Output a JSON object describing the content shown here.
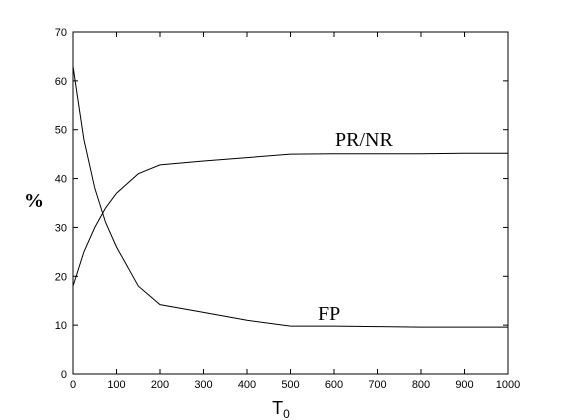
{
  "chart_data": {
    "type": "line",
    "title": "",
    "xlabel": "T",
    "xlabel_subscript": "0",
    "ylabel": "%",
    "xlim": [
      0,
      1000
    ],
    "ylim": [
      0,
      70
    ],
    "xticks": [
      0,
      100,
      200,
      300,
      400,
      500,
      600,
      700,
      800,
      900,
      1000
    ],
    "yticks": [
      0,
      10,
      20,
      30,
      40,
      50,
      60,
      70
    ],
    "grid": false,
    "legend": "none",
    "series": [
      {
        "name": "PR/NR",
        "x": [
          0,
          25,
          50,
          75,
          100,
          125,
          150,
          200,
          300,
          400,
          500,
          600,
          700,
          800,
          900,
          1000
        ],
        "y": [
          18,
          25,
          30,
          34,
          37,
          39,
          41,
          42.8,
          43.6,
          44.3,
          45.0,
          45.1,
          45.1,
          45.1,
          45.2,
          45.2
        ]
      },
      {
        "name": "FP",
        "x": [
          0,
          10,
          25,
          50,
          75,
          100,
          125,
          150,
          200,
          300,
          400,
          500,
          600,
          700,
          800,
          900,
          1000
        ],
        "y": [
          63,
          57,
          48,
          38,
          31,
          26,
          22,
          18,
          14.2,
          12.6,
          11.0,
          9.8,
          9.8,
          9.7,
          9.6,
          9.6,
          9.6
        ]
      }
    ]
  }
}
+===+
• _Required task_: Reproduce all of the entries word for word, skipping any pictures they hold.

• _Reply to the task_:
Output a JSON object describing the content shown here.
{
  "chart_data": {
    "type": "line",
    "title": "",
    "xlabel": "T",
    "xlabel_subscript": "0",
    "ylabel": "%",
    "xlim": [
      0,
      1000
    ],
    "ylim": [
      0,
      70
    ],
    "xticks": [
      0,
      100,
      200,
      300,
      400,
      500,
      600,
      700,
      800,
      900,
      1000
    ],
    "yticks": [
      0,
      10,
      20,
      30,
      40,
      50,
      60,
      70
    ],
    "grid": false,
    "legend": "none",
    "series": [
      {
        "name": "PR/NR",
        "x": [
          0,
          25,
          50,
          75,
          100,
          125,
          150,
          200,
          300,
          400,
          500,
          600,
          700,
          800,
          900,
          1000
        ],
        "y": [
          18,
          25,
          30,
          34,
          37,
          39,
          41,
          42.8,
          43.6,
          44.3,
          45.0,
          45.1,
          45.1,
          45.1,
          45.2,
          45.2
        ]
      },
      {
        "name": "FP",
        "x": [
          0,
          10,
          25,
          50,
          75,
          100,
          125,
          150,
          200,
          300,
          400,
          500,
          600,
          700,
          800,
          900,
          1000
        ],
        "y": [
          63,
          57,
          48,
          38,
          31,
          26,
          22,
          18,
          14.2,
          12.6,
          11.0,
          9.8,
          9.8,
          9.7,
          9.6,
          9.6,
          9.6
        ]
      }
    ]
  }
}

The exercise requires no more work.